Description of the task:
Reproduce the material unchanged, from its first line through the line containing "cell-amount: 200,000 원 bbox=[479, 1172, 709, 1280]", with both of those lines included.

Collected data
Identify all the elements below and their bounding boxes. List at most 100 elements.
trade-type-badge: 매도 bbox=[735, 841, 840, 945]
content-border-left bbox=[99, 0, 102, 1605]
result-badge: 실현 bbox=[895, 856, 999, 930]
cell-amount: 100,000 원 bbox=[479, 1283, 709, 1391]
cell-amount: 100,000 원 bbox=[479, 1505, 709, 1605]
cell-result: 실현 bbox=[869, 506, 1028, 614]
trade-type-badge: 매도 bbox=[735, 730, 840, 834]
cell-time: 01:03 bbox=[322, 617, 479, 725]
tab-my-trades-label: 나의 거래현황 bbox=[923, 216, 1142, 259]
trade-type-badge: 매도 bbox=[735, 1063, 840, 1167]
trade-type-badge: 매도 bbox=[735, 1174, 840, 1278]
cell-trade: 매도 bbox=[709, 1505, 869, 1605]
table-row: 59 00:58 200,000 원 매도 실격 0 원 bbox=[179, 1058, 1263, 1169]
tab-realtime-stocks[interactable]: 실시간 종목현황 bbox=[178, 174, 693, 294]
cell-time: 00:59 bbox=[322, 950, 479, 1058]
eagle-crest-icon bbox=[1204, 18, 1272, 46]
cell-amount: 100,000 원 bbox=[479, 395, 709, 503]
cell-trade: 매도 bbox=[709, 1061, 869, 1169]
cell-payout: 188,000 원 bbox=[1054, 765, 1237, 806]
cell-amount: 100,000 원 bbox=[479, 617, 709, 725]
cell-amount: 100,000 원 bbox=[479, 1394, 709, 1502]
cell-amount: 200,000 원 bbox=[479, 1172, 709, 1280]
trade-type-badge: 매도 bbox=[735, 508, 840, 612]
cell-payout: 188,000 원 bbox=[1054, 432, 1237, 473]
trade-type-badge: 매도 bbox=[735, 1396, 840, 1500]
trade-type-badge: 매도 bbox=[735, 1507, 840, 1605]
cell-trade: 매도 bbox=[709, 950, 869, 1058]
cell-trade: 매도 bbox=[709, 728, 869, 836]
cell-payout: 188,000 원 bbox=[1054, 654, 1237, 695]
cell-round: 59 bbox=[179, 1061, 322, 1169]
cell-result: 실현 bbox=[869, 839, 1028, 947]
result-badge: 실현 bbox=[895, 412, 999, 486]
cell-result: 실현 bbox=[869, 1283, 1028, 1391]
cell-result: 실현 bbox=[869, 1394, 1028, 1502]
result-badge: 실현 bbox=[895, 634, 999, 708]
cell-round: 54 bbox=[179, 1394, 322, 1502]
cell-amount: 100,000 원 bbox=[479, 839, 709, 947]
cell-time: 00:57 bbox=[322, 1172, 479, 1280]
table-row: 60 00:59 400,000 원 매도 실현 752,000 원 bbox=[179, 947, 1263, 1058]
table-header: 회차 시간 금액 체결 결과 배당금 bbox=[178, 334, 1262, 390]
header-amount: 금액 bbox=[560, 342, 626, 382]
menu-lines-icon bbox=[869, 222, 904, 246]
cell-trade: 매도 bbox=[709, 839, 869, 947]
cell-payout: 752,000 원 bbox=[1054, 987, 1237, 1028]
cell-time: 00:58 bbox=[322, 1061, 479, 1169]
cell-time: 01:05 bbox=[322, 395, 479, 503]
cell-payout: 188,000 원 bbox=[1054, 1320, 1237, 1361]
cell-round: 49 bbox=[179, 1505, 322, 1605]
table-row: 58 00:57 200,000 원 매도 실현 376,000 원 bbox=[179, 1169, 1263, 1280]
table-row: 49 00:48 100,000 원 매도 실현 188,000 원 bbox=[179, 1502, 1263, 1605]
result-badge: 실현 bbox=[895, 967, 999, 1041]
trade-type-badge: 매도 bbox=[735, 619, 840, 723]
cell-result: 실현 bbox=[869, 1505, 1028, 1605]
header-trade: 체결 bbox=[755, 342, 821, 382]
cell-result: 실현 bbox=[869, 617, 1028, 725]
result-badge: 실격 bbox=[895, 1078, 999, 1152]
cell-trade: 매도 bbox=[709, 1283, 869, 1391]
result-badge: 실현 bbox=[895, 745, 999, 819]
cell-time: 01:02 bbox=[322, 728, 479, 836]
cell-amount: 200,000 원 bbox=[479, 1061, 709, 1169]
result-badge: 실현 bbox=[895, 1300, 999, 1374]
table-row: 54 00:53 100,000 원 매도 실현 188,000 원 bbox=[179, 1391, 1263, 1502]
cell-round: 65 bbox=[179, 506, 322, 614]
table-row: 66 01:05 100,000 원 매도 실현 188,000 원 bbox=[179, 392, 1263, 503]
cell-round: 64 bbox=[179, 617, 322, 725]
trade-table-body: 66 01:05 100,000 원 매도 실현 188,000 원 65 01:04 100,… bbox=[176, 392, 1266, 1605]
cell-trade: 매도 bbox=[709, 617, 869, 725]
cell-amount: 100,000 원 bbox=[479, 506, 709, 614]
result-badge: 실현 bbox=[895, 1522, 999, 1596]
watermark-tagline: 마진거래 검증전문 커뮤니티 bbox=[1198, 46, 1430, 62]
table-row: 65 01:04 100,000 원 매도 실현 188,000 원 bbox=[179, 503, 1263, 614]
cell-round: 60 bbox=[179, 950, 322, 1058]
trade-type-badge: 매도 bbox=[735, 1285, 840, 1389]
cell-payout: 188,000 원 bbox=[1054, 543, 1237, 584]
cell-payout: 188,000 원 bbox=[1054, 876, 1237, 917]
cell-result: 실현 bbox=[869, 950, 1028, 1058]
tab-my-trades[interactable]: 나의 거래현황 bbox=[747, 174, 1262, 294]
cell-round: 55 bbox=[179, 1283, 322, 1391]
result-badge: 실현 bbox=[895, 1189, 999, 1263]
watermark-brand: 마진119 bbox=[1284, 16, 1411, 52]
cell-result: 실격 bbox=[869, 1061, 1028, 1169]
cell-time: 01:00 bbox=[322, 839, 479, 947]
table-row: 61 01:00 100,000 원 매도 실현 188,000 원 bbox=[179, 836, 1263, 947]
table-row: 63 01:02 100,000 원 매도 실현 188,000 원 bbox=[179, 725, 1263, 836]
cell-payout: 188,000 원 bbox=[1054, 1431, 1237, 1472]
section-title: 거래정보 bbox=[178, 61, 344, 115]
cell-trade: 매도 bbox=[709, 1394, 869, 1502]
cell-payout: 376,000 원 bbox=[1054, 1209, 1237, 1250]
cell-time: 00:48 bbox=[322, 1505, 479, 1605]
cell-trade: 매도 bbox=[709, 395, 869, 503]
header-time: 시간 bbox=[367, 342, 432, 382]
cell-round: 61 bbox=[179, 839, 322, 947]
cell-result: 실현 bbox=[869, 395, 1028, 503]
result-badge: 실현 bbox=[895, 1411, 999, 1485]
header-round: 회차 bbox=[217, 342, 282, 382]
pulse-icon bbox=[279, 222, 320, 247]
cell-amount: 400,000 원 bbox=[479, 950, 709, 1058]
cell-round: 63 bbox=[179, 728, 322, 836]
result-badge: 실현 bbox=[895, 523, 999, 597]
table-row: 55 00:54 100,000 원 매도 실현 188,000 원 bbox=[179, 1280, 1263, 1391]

Exercise output:
Identify all the elements below and their bounding boxes. List at most 100 elements.
trade-type-badge: 매도 bbox=[735, 841, 840, 945]
content-border-left bbox=[99, 0, 102, 1605]
result-badge: 실현 bbox=[895, 856, 999, 930]
cell-amount: 100,000 원 bbox=[479, 1283, 709, 1391]
cell-amount: 100,000 원 bbox=[479, 1505, 709, 1605]
cell-result: 실현 bbox=[869, 506, 1028, 614]
trade-type-badge: 매도 bbox=[735, 730, 840, 834]
cell-time: 01:03 bbox=[322, 617, 479, 725]
tab-my-trades-label: 나의 거래현황 bbox=[923, 216, 1142, 259]
trade-type-badge: 매도 bbox=[735, 1063, 840, 1167]
trade-type-badge: 매도 bbox=[735, 1174, 840, 1278]
cell-trade: 매도 bbox=[709, 1505, 869, 1605]
table-row: 59 00:58 200,000 원 매도 실격 0 원 bbox=[179, 1058, 1263, 1169]
tab-realtime-stocks[interactable]: 실시간 종목현황 bbox=[178, 174, 693, 294]
cell-time: 00:59 bbox=[322, 950, 479, 1058]
eagle-crest-icon bbox=[1204, 18, 1272, 46]
cell-amount: 100,000 원 bbox=[479, 395, 709, 503]
cell-trade: 매도 bbox=[709, 1061, 869, 1169]
cell-payout: 188,000 원 bbox=[1054, 765, 1237, 806]
cell-amount: 100,000 원 bbox=[479, 617, 709, 725]
cell-amount: 100,000 원 bbox=[479, 1394, 709, 1502]
cell-amount: 200,000 원 bbox=[479, 1172, 709, 1280]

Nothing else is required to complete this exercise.